PROBLEM DESCRIPTION:
The records that follow must be repeated verbatim, every one of them.

☆ ☆ ☆ ☆ ☆

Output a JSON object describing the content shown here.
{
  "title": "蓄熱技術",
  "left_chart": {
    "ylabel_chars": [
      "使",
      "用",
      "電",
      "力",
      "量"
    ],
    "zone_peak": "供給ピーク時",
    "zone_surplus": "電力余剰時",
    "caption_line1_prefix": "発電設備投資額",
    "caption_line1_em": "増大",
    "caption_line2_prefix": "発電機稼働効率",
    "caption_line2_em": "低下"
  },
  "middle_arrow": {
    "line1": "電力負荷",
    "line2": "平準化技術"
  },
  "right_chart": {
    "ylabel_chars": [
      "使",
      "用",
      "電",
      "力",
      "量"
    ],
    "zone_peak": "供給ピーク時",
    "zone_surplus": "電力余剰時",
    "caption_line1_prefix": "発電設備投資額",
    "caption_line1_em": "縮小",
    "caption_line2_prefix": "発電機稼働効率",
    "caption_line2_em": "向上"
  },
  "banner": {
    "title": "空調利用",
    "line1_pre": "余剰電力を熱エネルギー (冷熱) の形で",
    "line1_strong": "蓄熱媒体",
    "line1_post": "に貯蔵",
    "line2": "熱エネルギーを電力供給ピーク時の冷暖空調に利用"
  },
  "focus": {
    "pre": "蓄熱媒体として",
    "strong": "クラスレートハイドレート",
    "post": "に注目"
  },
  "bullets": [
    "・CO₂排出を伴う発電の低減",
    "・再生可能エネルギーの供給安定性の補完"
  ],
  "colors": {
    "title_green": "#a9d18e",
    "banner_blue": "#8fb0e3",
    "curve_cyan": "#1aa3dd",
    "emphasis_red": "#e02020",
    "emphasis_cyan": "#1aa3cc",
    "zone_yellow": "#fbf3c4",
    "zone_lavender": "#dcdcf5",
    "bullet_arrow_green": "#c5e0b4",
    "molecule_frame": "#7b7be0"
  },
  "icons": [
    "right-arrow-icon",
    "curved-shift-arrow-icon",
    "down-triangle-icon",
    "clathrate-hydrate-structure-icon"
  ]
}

☆ ☆ ☆ ☆ ☆

TASK RESPONSE:
Output a JSON object describing the content shown here.
{
  "title": "蓄熱技術",
  "left_chart": {
    "ylabel_chars": [
      "使",
      "用",
      "電",
      "力",
      "量"
    ],
    "zone_peak": "供給ピーク時",
    "zone_surplus": "電力余剰時",
    "caption_line1_prefix": "発電設備投資額",
    "caption_line1_em": "増大",
    "caption_line2_prefix": "発電機稼働効率",
    "caption_line2_em": "低下"
  },
  "middle_arrow": {
    "line1": "電力負荷",
    "line2": "平準化技術"
  },
  "right_chart": {
    "ylabel_chars": [
      "使",
      "用",
      "電",
      "力",
      "量"
    ],
    "zone_peak": "供給ピーク時",
    "zone_surplus": "電力余剰時",
    "caption_line1_prefix": "発電設備投資額",
    "caption_line1_em": "縮小",
    "caption_line2_prefix": "発電機稼働効率",
    "caption_line2_em": "向上"
  },
  "banner": {
    "title": "空調利用",
    "line1_pre": "余剰電力を熱エネルギー (冷熱) の形で",
    "line1_strong": "蓄熱媒体",
    "line1_post": "に貯蔵",
    "line2": "熱エネルギーを電力供給ピーク時の冷暖空調に利用"
  },
  "focus": {
    "pre": "蓄熱媒体として",
    "strong": "クラスレートハイドレート",
    "post": "に注目"
  },
  "bullets": [
    "・CO₂排出を伴う発電の低減",
    "・再生可能エネルギーの供給安定性の補完"
  ],
  "colors": {
    "title_green": "#a9d18e",
    "banner_blue": "#8fb0e3",
    "curve_cyan": "#1aa3dd",
    "emphasis_red": "#e02020",
    "emphasis_cyan": "#1aa3cc",
    "zone_yellow": "#fbf3c4",
    "zone_lavender": "#dcdcf5",
    "bullet_arrow_green": "#c5e0b4",
    "molecule_frame": "#7b7be0"
  },
  "icons": [
    "right-arrow-icon",
    "curved-shift-arrow-icon",
    "down-triangle-icon",
    "clathrate-hydrate-structure-icon"
  ]
}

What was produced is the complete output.